======== Dataset content

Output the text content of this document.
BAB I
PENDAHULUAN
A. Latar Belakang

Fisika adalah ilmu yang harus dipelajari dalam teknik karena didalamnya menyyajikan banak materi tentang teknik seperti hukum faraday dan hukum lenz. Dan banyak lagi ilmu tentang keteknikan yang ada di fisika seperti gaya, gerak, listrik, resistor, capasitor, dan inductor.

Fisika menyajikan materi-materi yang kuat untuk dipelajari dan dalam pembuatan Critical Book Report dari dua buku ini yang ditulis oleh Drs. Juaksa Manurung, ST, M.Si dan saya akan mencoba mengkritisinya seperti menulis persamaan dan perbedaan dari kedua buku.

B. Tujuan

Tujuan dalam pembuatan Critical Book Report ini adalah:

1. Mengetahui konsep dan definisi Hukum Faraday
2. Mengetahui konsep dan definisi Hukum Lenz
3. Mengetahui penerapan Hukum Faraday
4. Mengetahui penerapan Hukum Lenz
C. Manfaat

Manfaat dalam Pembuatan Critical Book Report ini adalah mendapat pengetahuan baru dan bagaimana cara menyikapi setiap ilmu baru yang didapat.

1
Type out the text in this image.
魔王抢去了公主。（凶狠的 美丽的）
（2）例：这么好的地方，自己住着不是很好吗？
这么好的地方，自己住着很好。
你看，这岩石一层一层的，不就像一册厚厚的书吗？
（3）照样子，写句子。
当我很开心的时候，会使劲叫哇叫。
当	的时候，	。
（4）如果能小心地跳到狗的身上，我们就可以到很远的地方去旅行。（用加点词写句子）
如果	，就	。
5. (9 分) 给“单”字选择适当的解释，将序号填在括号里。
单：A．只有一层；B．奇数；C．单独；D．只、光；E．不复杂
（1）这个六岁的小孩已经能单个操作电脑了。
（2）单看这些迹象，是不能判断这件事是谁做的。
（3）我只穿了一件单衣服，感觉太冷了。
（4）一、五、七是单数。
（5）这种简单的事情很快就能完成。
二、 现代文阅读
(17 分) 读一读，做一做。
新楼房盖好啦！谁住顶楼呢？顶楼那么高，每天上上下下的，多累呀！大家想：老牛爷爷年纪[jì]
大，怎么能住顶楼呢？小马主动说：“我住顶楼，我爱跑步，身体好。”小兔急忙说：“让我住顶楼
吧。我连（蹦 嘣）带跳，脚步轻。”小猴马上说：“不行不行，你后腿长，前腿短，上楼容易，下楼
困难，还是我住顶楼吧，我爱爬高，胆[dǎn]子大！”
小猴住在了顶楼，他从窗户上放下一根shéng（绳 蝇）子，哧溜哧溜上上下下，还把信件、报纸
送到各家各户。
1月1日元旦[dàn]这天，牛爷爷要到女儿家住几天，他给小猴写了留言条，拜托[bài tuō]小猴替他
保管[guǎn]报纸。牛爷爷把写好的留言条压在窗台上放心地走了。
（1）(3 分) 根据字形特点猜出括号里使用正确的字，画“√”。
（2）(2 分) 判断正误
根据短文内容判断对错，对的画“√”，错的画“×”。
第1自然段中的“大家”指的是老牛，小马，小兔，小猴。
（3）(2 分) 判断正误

================
======== Dataset content

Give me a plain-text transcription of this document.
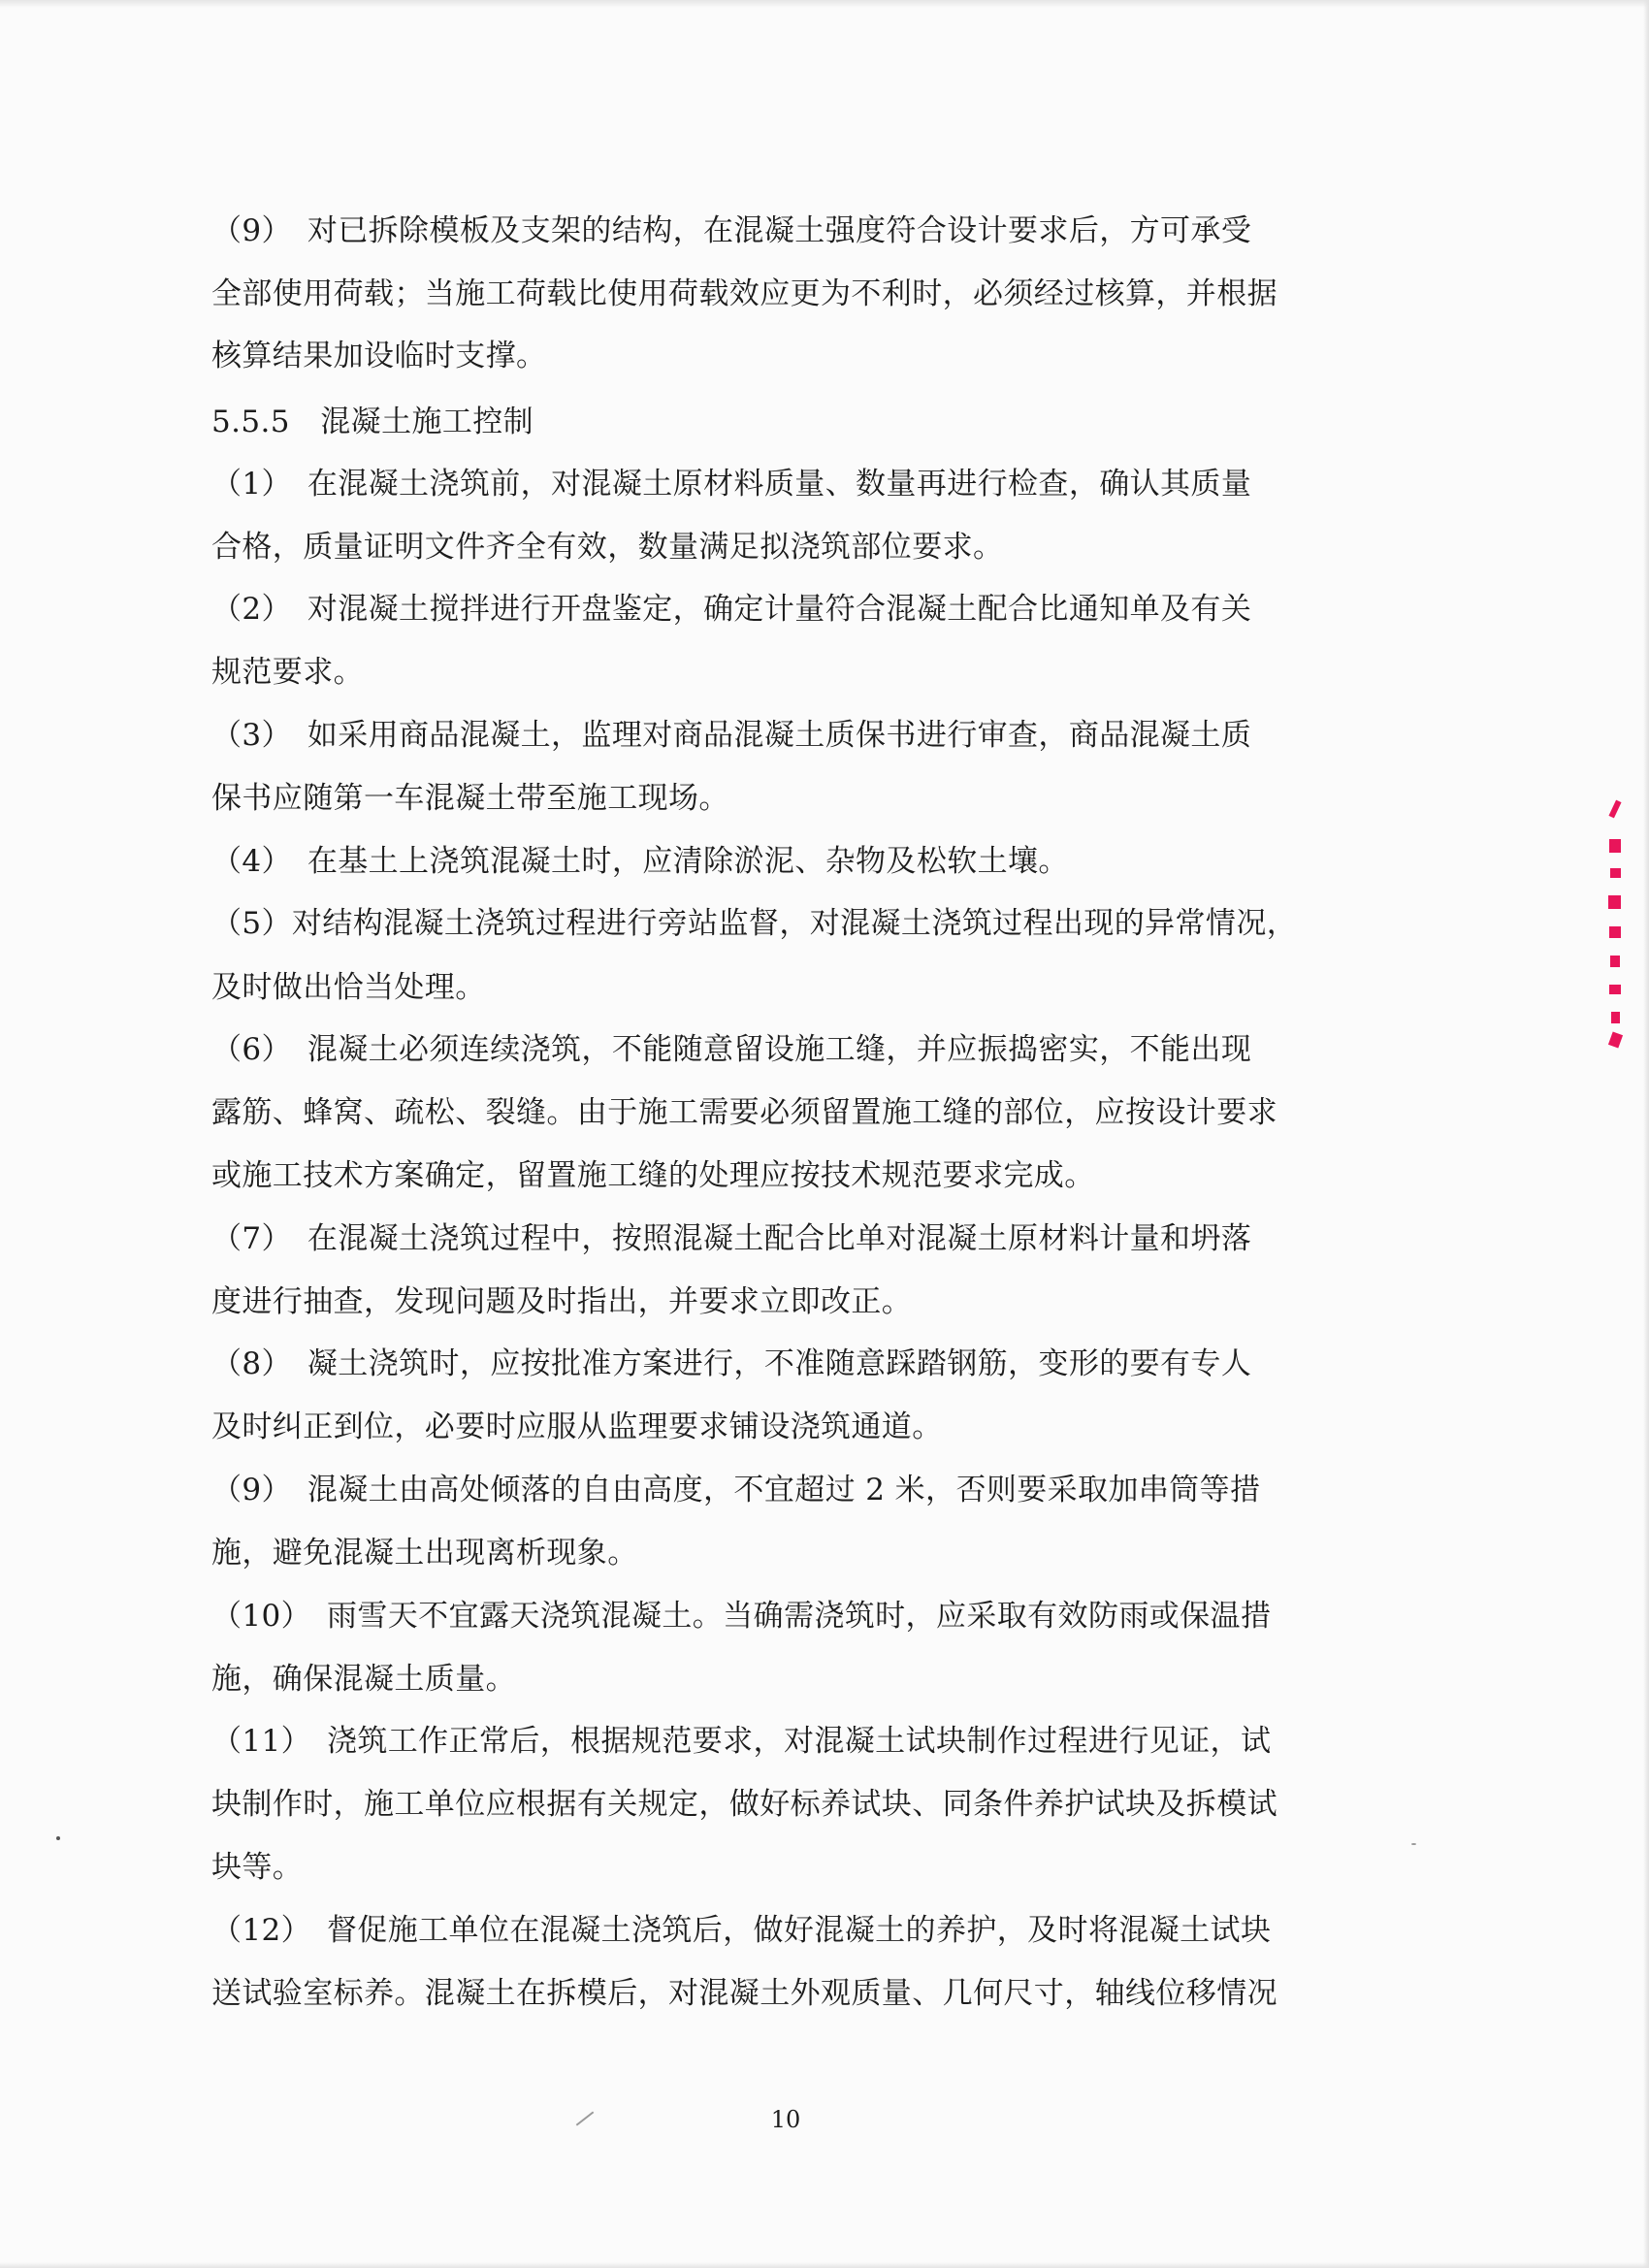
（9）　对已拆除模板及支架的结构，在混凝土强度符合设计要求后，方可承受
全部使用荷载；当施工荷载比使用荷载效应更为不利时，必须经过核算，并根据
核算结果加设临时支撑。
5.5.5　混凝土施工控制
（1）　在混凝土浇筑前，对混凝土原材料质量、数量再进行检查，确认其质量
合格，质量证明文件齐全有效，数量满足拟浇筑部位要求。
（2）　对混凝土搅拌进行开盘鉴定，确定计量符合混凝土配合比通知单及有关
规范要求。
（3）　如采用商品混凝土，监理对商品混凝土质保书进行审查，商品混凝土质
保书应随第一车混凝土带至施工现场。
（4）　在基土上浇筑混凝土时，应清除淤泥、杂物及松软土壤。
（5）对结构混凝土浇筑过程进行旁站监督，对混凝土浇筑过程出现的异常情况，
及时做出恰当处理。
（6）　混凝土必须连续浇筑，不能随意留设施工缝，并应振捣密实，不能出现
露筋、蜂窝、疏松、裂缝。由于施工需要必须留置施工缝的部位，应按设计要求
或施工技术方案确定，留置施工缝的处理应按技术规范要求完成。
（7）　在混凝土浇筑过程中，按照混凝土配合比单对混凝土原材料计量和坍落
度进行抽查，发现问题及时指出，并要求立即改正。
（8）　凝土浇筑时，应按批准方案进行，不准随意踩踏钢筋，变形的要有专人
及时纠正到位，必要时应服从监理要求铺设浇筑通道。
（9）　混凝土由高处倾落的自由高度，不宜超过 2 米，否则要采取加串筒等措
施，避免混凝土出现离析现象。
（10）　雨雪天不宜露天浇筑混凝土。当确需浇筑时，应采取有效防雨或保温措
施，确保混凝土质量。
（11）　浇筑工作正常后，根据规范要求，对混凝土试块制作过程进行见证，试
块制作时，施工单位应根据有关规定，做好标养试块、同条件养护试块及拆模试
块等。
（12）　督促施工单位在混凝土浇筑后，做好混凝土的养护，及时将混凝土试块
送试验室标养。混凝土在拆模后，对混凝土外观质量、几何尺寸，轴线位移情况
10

================
======== Dataset content

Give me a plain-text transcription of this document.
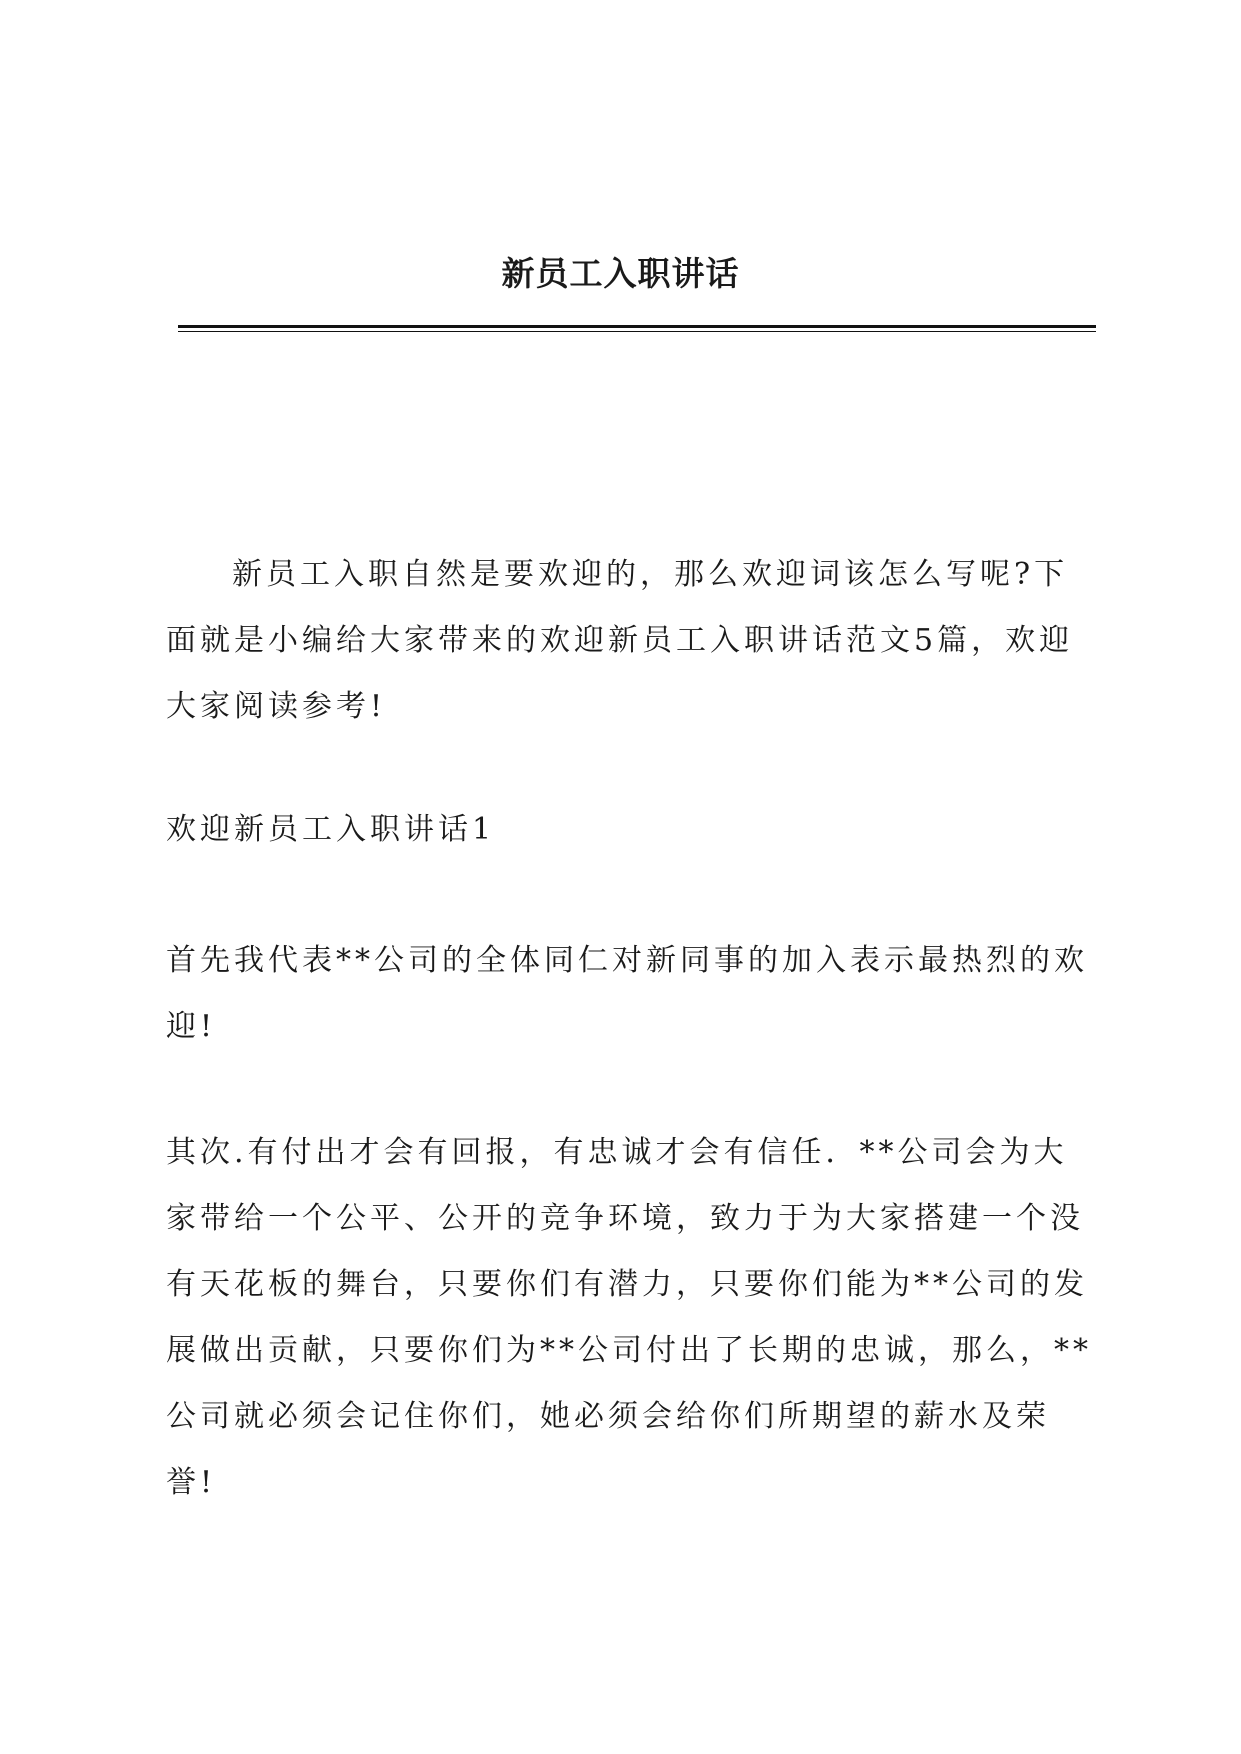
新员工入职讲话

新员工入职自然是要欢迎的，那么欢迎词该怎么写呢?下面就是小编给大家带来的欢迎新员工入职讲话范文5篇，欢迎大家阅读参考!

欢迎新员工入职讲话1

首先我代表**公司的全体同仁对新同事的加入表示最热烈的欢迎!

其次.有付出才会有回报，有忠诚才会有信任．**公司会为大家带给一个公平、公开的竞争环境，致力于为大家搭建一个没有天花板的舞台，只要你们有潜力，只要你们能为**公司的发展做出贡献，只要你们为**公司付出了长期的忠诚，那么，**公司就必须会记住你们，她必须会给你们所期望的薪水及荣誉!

================

▶ [What to do]: From the records above, pull out each line that has "Fisika".

▶ [Expected output]:
Fisika adalah ilmu yang harus dipelajari dalam teknik karena didalamnya menyyajikan banak materi tentang teknik seperti hukum faraday dan hukum lenz. Dan banyak lagi ilmu tentang keteknikan yang ada di fisika seperti gaya, gerak, listrik, resistor, capasitor, dan inductor.
Fisika menyajikan materi-materi yang kuat untuk dipelajari dan dalam pembuatan Critical Book Report dari dua buku ini yang ditulis oleh Drs. Juaksa Manurung, ST, M.Si dan saya akan mencoba mengkritisinya seperti menulis persamaan dan perbedaan dari kedua buku.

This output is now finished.